What is needed:
From the records below, pull out every line that contains the string "space", and copy each one unchanged.

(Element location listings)
════════════════
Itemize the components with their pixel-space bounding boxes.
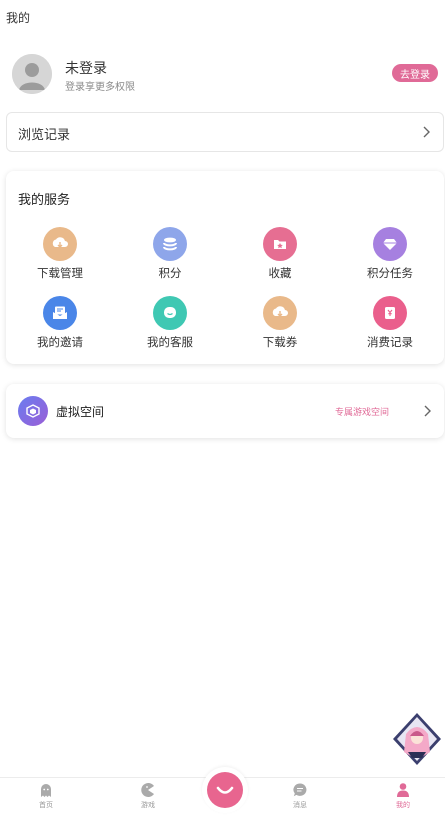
service-label: 收藏 xyxy=(268,266,292,280)
coins-icon xyxy=(153,227,187,261)
pacman-icon xyxy=(141,783,154,797)
avatar[interactable] xyxy=(12,54,52,94)
profile-name: 未登录 xyxy=(65,61,107,77)
service-label: 下载管理 xyxy=(37,266,83,280)
service-customer-support[interactable]: 我的客服 xyxy=(130,296,210,356)
login-button[interactable]: 去登录 xyxy=(392,64,438,82)
center-action-button[interactable] xyxy=(202,767,248,813)
tab-messages[interactable]: 消息 xyxy=(270,782,330,810)
service-label: 消费记录 xyxy=(367,335,413,349)
mail-icon xyxy=(43,296,77,330)
service-favorites[interactable]: 收藏 xyxy=(240,227,320,287)
service-point-tasks[interactable]: 积分任务 xyxy=(350,227,430,287)
service-label: 积分任务 xyxy=(367,266,413,280)
virtual-space-label: 虚拟空间 xyxy=(56,405,105,419)
anime-character-icon xyxy=(393,713,441,765)
virtual-space-tag: 专属游戏空间 xyxy=(334,408,389,418)
service-label: 积分 xyxy=(158,266,182,280)
tab-home[interactable]: 首页 xyxy=(16,782,76,810)
chat-icon xyxy=(153,296,187,330)
diamond-icon xyxy=(373,227,407,261)
browse-history-label: 浏览记录 xyxy=(18,128,71,143)
service-download-manager[interactable]: 下载管理 xyxy=(20,227,100,287)
folder-star-icon xyxy=(263,227,297,261)
tab-label: 消息 xyxy=(293,801,307,809)
download-coupon-icon xyxy=(263,296,297,330)
chevron-right-icon xyxy=(423,126,430,138)
profile-subtitle: 登录享更多权限 xyxy=(65,82,135,93)
profile-section[interactable]: 未登录 登录享更多权限 去登录 xyxy=(12,54,438,96)
services-title: 我的服务 xyxy=(18,193,71,208)
receipt-icon xyxy=(373,296,407,330)
ghost-icon xyxy=(41,784,51,797)
tab-label: 我的 xyxy=(396,801,410,809)
page-title: 我的 xyxy=(6,11,31,25)
virtual-space-row[interactable]: 虚拟空间 专属游戏空间 xyxy=(6,384,444,438)
services-card: 我的服务 下载管理 积分 收藏 积分任务 我的邀请 我的客服 下载券 消费记录 xyxy=(6,171,444,364)
tab-label: 游戏 xyxy=(141,801,155,809)
service-label: 我的客服 xyxy=(147,335,193,349)
message-icon xyxy=(293,783,307,797)
default-avatar-icon xyxy=(12,54,52,94)
user-icon xyxy=(397,783,409,797)
download-icon xyxy=(43,227,77,261)
floating-character-badge[interactable] xyxy=(392,712,442,766)
service-label: 我的邀请 xyxy=(37,335,83,349)
cube-icon xyxy=(18,396,48,426)
service-points[interactable]: 积分 xyxy=(130,227,210,287)
smile-icon xyxy=(207,772,243,808)
tab-games[interactable]: 游戏 xyxy=(118,782,178,810)
tab-mine[interactable]: 我的 xyxy=(373,782,433,810)
tab-label: 首页 xyxy=(39,801,53,809)
browse-history-row[interactable]: 浏览记录 xyxy=(6,112,444,152)
service-my-invites[interactable]: 我的邀请 xyxy=(20,296,100,356)
service-spending-records[interactable]: 消费记录 xyxy=(350,296,430,356)
chevron-right-icon xyxy=(424,405,431,417)
service-label: 下载券 xyxy=(262,335,298,349)
service-download-coupon[interactable]: 下载券 xyxy=(240,296,320,356)
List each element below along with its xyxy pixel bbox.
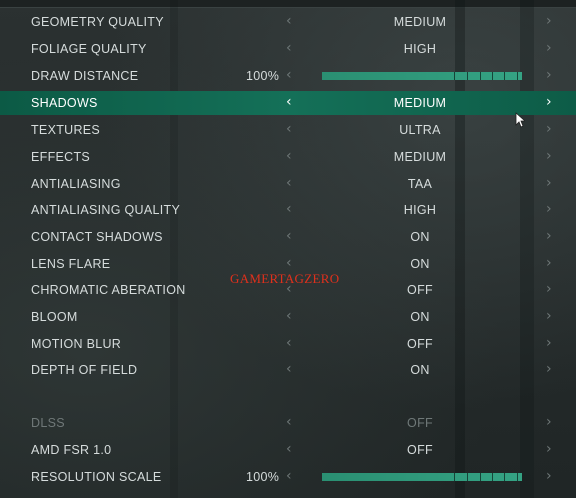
════════════════
Output:
Itemize the components with their pixel-space bounding boxes.
virtual-space-label: 虚拟空间 xyxy=(56,405,105,419)
virtual-space-tag: 专属游戏空间 xyxy=(334,408,389,418)
virtual-space-row[interactable]: 虚拟空间 专属游戏空间 xyxy=(6,384,444,438)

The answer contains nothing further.